__WHAT TO WORK ON__
Return all lines from the listing below in which the string "detached" occurs.

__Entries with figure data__
----
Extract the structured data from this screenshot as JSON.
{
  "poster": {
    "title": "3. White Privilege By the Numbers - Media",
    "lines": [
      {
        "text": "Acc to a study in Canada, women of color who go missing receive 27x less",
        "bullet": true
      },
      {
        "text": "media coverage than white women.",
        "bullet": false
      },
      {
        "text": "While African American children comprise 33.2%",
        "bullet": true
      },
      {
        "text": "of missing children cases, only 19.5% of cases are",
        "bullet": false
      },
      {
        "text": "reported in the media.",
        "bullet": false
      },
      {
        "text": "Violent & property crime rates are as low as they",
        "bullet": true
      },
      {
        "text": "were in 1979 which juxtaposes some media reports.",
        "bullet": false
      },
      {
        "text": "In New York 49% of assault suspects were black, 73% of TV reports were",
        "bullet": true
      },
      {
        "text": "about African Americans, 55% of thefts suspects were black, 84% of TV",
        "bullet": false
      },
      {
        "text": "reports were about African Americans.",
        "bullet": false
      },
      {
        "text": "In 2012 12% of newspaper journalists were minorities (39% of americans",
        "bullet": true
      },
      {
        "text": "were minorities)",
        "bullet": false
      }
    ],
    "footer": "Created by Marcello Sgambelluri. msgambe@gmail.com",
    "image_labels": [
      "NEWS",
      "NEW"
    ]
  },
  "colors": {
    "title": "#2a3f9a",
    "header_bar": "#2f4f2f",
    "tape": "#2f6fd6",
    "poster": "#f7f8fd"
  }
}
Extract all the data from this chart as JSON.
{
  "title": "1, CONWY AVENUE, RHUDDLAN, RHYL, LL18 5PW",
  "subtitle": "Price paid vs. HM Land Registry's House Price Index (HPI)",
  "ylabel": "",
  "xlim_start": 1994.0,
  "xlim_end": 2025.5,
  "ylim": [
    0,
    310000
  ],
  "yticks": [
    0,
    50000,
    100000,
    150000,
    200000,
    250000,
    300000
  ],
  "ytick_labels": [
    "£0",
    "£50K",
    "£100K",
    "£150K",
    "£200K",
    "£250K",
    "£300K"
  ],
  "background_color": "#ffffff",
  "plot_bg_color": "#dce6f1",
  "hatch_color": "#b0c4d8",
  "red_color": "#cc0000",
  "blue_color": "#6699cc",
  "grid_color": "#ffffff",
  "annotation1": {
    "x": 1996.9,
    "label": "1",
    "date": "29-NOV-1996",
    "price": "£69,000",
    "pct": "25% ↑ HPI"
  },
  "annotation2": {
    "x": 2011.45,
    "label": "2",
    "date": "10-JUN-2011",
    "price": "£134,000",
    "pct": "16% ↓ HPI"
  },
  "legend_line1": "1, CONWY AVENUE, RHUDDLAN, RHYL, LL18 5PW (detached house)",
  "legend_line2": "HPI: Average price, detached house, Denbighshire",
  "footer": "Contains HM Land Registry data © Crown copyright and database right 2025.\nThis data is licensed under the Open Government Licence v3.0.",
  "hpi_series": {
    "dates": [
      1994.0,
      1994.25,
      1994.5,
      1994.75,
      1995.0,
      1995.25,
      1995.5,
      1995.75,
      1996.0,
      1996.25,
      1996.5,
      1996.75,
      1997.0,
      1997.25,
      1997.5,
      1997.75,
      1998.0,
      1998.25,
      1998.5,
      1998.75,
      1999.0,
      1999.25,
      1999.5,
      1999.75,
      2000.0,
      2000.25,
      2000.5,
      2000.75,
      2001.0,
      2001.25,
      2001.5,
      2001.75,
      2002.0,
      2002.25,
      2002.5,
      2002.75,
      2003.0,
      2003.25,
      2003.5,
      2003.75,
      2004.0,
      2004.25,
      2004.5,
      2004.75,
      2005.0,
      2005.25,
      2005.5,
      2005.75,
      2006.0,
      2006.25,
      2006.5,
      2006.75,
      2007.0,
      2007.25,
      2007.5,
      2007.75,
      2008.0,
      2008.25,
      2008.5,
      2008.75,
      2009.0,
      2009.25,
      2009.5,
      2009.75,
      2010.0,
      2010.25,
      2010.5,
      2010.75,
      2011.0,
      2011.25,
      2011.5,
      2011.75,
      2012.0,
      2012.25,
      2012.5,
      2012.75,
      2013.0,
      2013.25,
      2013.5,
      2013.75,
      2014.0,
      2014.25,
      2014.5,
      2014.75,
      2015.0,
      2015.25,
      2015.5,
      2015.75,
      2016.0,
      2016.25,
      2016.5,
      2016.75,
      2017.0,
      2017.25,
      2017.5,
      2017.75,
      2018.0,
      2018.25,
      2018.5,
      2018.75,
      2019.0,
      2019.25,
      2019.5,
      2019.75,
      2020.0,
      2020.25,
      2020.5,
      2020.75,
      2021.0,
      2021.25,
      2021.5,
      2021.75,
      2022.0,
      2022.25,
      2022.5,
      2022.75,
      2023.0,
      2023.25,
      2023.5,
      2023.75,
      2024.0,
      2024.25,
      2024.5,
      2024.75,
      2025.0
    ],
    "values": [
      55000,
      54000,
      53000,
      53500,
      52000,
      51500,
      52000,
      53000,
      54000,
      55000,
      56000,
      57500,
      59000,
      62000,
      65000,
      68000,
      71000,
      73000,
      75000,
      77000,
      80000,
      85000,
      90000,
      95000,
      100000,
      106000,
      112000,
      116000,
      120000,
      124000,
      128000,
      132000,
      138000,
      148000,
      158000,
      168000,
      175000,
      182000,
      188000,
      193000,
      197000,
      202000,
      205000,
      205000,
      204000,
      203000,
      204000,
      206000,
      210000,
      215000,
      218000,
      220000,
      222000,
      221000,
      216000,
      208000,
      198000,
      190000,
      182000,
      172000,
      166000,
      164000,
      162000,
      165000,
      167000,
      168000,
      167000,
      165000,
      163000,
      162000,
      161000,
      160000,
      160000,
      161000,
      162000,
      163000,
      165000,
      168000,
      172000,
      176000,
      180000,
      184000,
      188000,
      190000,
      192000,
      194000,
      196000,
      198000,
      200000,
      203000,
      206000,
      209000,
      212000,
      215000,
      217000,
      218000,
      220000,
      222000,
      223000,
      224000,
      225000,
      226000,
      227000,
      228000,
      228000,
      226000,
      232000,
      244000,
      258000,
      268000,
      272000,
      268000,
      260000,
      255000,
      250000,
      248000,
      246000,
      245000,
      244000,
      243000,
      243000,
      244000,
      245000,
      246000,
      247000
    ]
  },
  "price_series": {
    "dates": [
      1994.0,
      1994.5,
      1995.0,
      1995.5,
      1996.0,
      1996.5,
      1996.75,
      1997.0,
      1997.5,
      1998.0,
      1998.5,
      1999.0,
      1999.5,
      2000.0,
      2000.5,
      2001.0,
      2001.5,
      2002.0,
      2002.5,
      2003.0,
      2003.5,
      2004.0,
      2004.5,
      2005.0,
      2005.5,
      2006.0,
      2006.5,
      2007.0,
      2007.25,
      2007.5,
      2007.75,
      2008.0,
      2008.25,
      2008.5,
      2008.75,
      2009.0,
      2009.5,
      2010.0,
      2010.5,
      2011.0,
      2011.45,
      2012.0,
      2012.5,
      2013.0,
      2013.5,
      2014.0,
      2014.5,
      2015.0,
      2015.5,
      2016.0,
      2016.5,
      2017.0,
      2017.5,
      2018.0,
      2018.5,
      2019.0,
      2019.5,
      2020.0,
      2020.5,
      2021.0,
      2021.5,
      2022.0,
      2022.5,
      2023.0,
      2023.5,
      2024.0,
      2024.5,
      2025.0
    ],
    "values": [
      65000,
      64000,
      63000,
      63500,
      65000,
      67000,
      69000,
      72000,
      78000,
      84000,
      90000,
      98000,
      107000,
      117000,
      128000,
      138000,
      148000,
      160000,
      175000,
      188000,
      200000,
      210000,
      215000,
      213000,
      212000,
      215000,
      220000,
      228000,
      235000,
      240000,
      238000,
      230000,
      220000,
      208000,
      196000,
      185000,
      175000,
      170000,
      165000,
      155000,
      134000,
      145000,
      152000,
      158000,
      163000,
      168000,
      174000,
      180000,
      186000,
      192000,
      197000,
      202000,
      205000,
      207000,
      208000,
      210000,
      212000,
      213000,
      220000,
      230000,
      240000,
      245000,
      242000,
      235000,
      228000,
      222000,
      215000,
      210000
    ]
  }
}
----
__OUTPUT__
  "legend_line1": "1, CONWY AVENUE, RHUDDLAN, RHYL, LL18 5PW (detached house)",
  "legend_line2": "HPI: Average price, detached house, Denbighshire",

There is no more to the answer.